Set the data down again, exactly as it reads, but without the pictures.

INPUT FOR THIS TASK
########
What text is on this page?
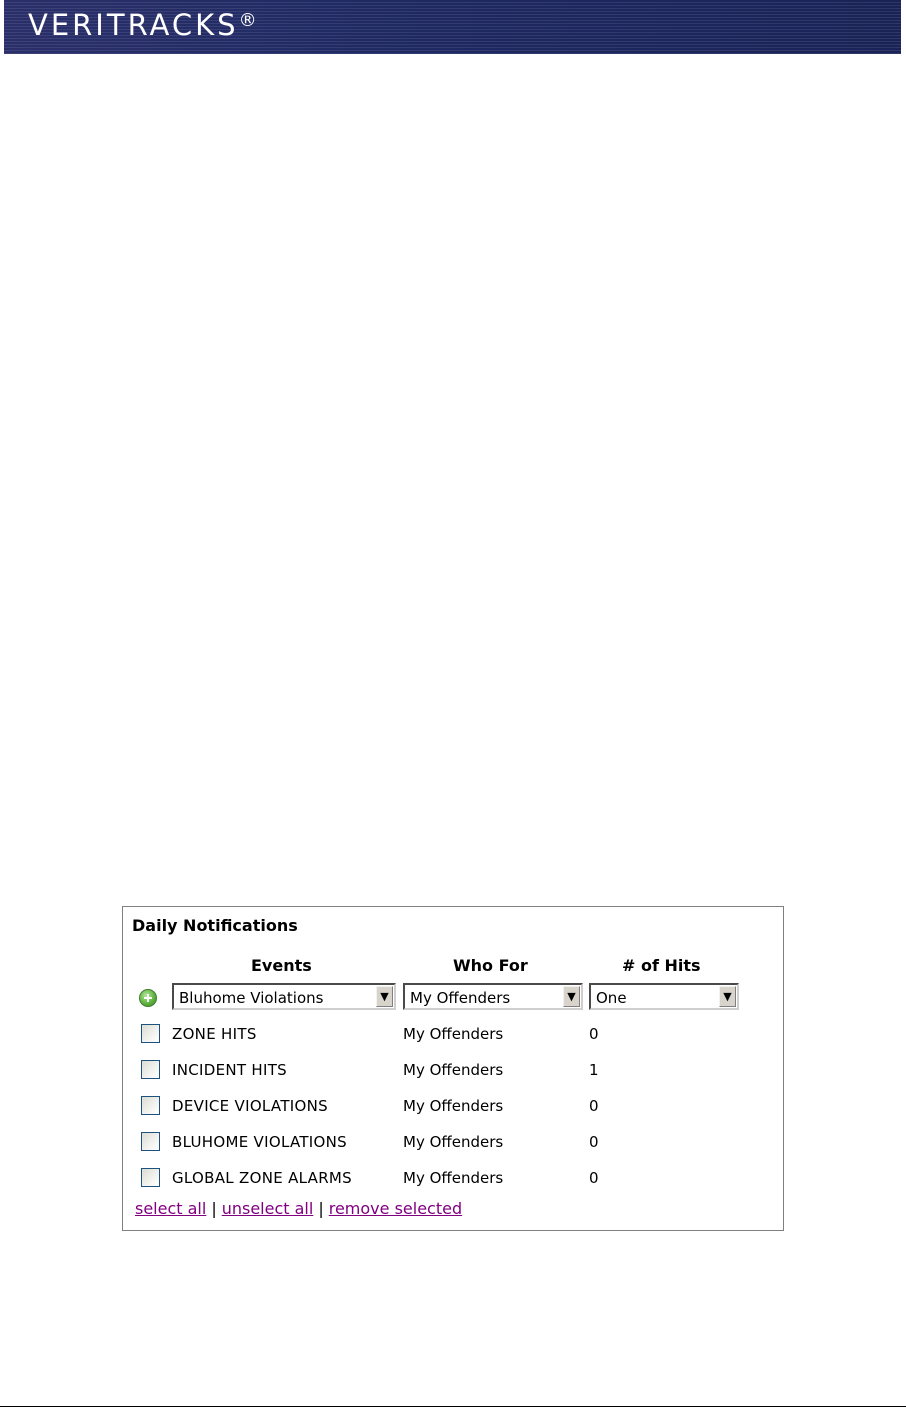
VERITRACKS®
Daily Notifications
Events	Who For	# of Hits
Bluhome Violations	▼ My Offenders	▼ One	▼
ZONE HITS	My Offenders	0
INCIDENT HITS	My Offenders	1
DEVICE VIOLATIONS	My Offenders	0
BLUHOME VIOLATIONS	My Offenders	0
GLOBAL ZONE ALARMS	My Offenders	0
select all | unselect all | remove selected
########
TASK ANSWER
What text is on this page?
VERITRACKS®
Daily Notifications
Events	Who For	# of Hits
Bluhome Violations	▼ My Offenders	▼ One	▼
ZONE HITS	My Offenders	0
INCIDENT HITS	My Offenders	1
DEVICE VIOLATIONS	My Offenders	0
BLUHOME VIOLATIONS	My Offenders	0
GLOBAL ZONE ALARMS	My Offenders	0
select all | unselect all | remove selected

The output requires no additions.